───── EXERCISE MATERIALS ─────

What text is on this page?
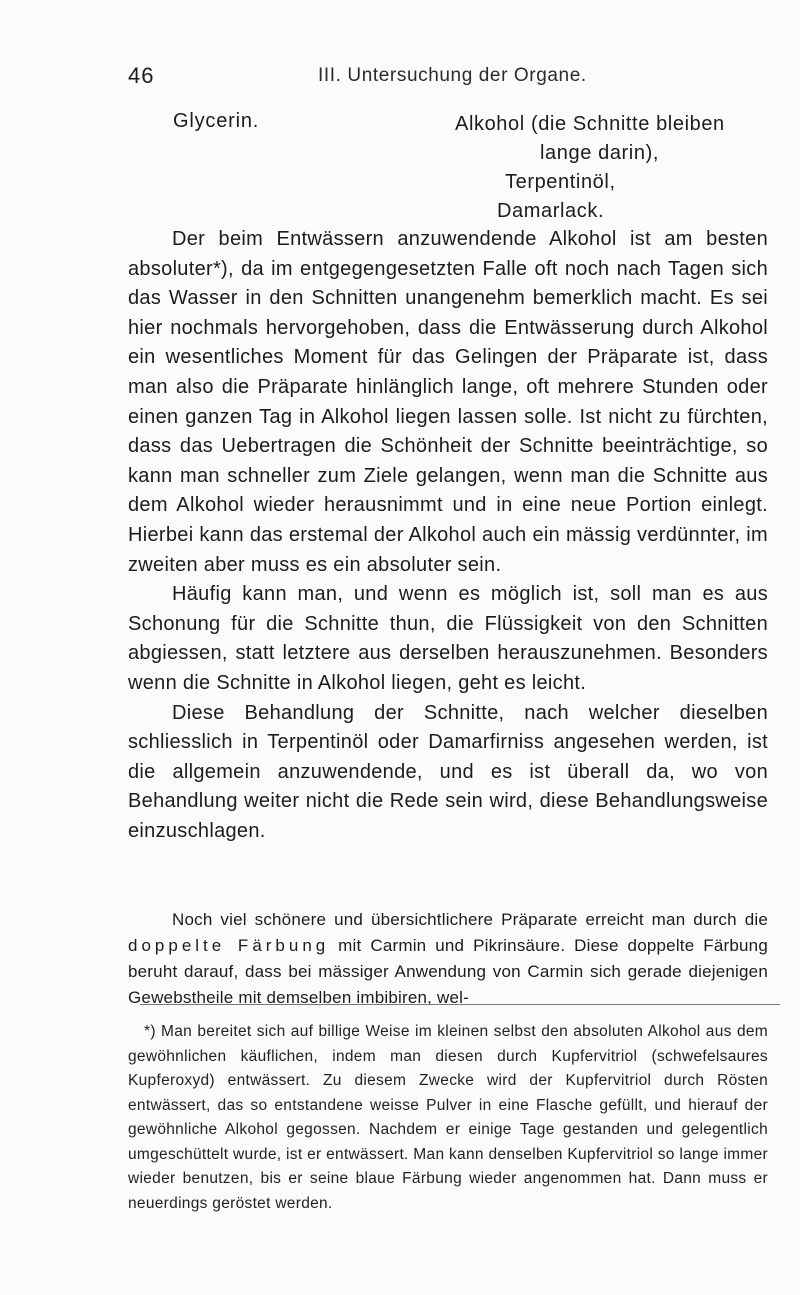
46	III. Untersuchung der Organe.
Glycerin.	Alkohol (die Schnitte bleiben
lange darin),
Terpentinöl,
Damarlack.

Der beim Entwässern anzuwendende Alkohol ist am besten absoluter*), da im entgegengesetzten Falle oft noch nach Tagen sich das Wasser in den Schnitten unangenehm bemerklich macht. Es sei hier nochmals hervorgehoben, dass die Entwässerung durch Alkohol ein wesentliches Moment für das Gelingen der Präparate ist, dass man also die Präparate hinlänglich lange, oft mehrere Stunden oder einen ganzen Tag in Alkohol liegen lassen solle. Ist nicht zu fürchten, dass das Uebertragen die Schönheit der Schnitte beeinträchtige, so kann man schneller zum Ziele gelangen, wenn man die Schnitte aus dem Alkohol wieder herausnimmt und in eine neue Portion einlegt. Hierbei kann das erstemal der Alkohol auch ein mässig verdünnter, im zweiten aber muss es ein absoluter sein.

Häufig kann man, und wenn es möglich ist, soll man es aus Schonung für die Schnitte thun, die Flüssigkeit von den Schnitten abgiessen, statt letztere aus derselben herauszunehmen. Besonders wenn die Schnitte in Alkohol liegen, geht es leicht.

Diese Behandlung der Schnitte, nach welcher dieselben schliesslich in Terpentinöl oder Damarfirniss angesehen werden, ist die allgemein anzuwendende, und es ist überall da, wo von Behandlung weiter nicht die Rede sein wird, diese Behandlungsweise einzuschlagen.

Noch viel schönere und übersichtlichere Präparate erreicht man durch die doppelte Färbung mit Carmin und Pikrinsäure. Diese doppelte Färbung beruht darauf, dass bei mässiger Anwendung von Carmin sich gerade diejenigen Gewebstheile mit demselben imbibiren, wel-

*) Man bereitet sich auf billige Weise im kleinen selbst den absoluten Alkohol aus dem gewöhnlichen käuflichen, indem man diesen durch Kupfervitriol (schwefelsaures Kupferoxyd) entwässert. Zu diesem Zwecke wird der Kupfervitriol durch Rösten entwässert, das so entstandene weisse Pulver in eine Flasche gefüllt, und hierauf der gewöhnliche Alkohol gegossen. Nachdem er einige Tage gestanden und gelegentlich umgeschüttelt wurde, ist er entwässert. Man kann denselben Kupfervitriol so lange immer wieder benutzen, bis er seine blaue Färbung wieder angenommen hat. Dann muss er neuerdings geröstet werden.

─────

TRY IT | Text only, please: give the listing again word for word with no images.

SOLVED EXERCISE |
What text is on this page?
46	III. Untersuchung der Organe.
Glycerin.	Alkohol (die Schnitte bleiben
lange darin),
Terpentinöl,
Damarlack.

Der beim Entwässern anzuwendende Alkohol ist am besten absoluter*), da im entgegengesetzten Falle oft noch nach Tagen sich das Wasser in den Schnitten unangenehm bemerklich macht. Es sei hier nochmals hervorgehoben, dass die Entwässerung durch Alkohol ein wesentliches Moment für das Gelingen der Präparate ist, dass man also die Präparate hinlänglich lange, oft mehrere Stunden oder einen ganzen Tag in Alkohol liegen lassen solle. Ist nicht zu fürchten, dass das Uebertragen die Schönheit der Schnitte beeinträchtige, so kann man schneller zum Ziele gelangen, wenn man die Schnitte aus dem Alkohol wieder herausnimmt und in eine neue Portion einlegt. Hierbei kann das erstemal der Alkohol auch ein mässig verdünnter, im zweiten aber muss es ein absoluter sein.

Häufig kann man, und wenn es möglich ist, soll man es aus Schonung für die Schnitte thun, die Flüssigkeit von den Schnitten abgiessen, statt letztere aus derselben herauszunehmen. Besonders wenn die Schnitte in Alkohol liegen, geht es leicht.

Diese Behandlung der Schnitte, nach welcher dieselben schliesslich in Terpentinöl oder Damarfirniss angesehen werden, ist die allgemein anzuwendende, und es ist überall da, wo von Behandlung weiter nicht die Rede sein wird, diese Behandlungsweise einzuschlagen.

Noch viel schönere und übersichtlichere Präparate erreicht man durch die doppelte Färbung mit Carmin und Pikrinsäure. Diese doppelte Färbung beruht darauf, dass bei mässiger Anwendung von Carmin sich gerade diejenigen Gewebstheile mit demselben imbibiren, wel-

*) Man bereitet sich auf billige Weise im kleinen selbst den absoluten Alkohol aus dem gewöhnlichen käuflichen, indem man diesen durch Kupfervitriol (schwefelsaures Kupferoxyd) entwässert. Zu diesem Zwecke wird der Kupfervitriol durch Rösten entwässert, das so entstandene weisse Pulver in eine Flasche gefüllt, und hierauf der gewöhnliche Alkohol gegossen. Nachdem er einige Tage gestanden und gelegentlich umgeschüttelt wurde, ist er entwässert. Man kann denselben Kupfervitriol so lange immer wieder benutzen, bis er seine blaue Färbung wieder angenommen hat. Dann muss er neuerdings geröstet werden.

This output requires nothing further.